**What is required:**
Pull every line containing "并应符合GB" from the entries.

* * * * * * *

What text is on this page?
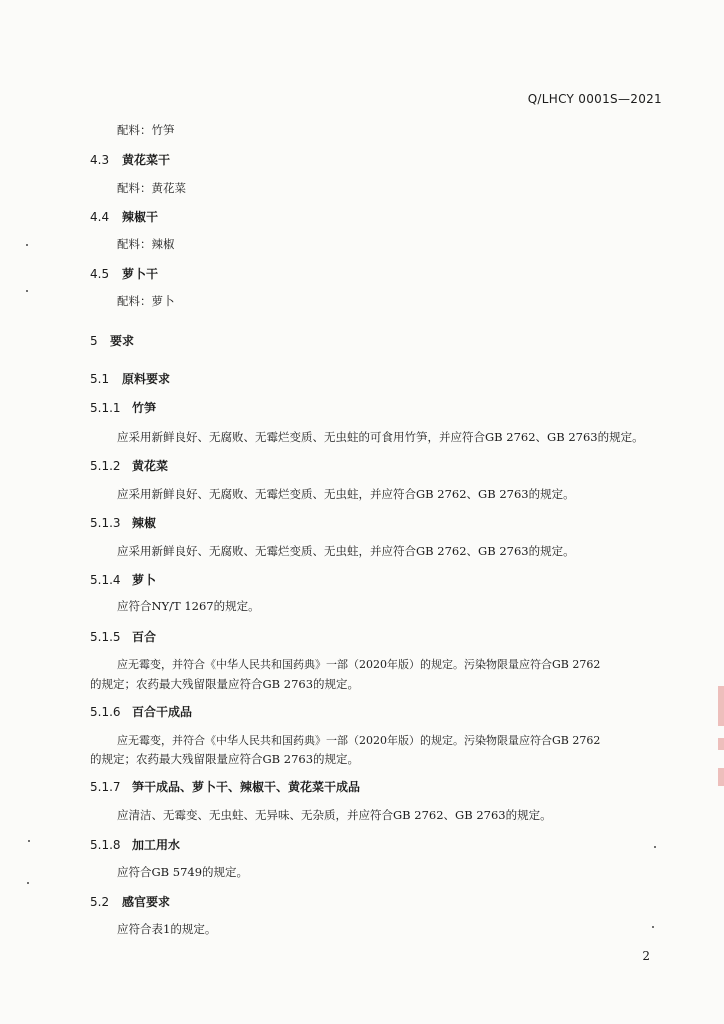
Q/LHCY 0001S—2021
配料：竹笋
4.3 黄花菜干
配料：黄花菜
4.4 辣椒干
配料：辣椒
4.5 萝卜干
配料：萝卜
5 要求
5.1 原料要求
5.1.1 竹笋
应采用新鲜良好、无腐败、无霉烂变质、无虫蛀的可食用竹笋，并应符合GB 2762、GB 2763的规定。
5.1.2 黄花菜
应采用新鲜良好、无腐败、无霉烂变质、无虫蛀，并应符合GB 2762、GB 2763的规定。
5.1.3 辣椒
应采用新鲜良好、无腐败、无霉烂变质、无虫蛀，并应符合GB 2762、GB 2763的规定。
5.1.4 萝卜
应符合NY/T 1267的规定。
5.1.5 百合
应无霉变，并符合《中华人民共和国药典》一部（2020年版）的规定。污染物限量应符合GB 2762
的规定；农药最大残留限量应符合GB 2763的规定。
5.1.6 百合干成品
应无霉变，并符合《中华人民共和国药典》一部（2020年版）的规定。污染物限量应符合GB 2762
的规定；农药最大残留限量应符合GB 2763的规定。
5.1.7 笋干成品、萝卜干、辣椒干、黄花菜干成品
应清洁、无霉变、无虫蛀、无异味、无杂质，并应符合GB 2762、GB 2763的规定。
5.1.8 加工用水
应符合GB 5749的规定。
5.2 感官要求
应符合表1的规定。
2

* * * * * * *

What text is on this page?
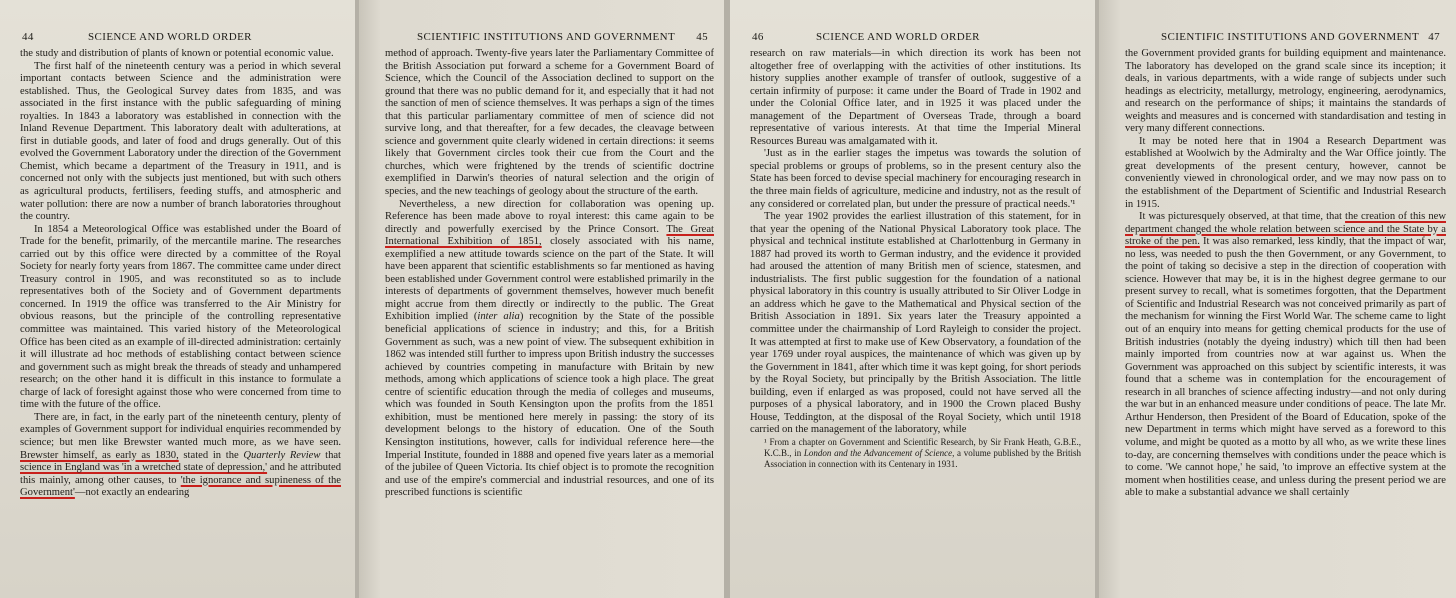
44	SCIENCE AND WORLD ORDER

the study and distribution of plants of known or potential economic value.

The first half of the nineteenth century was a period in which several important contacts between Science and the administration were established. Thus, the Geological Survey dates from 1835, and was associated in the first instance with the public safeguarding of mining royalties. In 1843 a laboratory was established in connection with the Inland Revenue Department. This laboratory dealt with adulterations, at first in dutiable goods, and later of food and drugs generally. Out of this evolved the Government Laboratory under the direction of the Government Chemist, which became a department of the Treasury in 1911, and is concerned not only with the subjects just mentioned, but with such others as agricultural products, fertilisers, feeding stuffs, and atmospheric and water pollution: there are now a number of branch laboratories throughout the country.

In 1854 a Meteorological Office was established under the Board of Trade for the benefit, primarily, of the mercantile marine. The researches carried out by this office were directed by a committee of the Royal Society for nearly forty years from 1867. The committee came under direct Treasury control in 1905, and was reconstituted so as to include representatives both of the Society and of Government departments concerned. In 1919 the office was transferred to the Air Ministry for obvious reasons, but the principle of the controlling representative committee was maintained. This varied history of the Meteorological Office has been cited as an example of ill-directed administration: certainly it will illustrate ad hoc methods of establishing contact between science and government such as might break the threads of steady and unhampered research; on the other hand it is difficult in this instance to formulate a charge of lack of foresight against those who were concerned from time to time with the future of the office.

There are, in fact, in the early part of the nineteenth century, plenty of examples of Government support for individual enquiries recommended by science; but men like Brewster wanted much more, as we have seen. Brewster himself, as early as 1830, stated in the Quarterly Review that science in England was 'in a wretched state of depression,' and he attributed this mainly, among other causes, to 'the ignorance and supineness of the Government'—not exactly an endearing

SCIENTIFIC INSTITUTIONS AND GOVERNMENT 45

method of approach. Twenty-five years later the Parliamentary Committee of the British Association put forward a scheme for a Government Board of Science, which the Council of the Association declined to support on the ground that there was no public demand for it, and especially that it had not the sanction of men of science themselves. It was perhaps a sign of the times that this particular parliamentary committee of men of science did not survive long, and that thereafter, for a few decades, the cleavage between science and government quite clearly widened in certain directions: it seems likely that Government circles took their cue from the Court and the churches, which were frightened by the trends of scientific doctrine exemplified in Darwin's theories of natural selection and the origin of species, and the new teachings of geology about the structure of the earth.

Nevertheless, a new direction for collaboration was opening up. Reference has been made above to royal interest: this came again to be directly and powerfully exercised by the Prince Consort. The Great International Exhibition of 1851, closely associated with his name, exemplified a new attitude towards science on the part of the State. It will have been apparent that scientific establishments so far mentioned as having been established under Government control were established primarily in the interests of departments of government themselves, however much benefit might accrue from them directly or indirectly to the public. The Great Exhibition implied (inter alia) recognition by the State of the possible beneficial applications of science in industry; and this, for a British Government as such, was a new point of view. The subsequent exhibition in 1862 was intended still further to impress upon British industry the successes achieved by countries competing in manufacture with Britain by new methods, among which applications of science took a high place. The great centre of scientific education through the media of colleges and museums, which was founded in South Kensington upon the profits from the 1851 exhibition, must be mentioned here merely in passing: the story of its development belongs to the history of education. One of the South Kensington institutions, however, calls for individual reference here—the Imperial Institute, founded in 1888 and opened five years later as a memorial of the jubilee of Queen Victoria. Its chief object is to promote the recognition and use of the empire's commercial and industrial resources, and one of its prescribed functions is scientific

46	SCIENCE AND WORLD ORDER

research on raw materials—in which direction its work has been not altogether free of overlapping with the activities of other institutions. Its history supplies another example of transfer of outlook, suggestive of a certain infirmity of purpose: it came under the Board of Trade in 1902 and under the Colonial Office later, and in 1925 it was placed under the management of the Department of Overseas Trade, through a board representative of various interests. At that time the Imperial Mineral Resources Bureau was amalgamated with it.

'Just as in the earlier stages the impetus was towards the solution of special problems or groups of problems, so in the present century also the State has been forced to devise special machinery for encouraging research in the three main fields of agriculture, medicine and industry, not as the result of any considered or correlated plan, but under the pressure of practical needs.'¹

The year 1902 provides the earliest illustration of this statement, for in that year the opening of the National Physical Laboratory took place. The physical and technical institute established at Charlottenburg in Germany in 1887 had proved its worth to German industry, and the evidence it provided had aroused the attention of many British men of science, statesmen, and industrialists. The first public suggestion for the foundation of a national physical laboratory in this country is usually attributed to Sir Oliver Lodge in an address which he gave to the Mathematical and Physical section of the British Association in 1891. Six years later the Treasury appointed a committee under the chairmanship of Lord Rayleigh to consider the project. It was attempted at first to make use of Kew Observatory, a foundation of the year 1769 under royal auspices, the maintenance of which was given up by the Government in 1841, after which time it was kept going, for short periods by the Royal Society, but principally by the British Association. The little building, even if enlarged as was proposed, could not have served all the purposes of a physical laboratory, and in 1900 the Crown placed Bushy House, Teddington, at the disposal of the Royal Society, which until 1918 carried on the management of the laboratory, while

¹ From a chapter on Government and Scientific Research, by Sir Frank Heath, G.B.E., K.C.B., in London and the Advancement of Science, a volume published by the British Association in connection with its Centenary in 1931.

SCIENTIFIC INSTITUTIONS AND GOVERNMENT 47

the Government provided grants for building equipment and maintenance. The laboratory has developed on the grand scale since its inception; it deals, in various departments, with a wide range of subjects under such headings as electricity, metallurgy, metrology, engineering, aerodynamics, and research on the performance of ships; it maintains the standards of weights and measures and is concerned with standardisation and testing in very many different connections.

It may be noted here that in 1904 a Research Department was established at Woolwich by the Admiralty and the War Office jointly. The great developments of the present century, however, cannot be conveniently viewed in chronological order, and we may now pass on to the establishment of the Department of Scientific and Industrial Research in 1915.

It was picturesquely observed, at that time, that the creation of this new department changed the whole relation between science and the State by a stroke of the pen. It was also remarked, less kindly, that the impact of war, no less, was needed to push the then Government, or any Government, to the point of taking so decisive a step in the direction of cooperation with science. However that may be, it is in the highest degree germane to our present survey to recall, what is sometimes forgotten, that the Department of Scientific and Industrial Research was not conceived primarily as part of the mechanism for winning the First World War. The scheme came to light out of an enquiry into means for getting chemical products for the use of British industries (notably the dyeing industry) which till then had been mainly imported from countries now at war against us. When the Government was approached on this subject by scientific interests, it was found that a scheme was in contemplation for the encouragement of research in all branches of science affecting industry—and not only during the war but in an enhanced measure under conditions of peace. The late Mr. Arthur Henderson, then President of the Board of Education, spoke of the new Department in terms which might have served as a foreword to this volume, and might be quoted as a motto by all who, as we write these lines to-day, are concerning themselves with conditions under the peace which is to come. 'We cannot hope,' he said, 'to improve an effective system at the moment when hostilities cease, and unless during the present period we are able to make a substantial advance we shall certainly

* * * * * * *

**Output of the exercise:**
应采用新鲜良好、无腐败、无霉烂变质、无虫蛀的可食用竹笋，并应符合GB 2762、GB 2763的规定。
应采用新鲜良好、无腐败、无霉烂变质、无虫蛀，并应符合GB 2762、GB 2763的规定。
应采用新鲜良好、无腐败、无霉烂变质、无虫蛀，并应符合GB 2762、GB 2763的规定。
应清洁、无霉变、无虫蛀、无异味、无杂质，并应符合GB 2762、GB 2763的规定。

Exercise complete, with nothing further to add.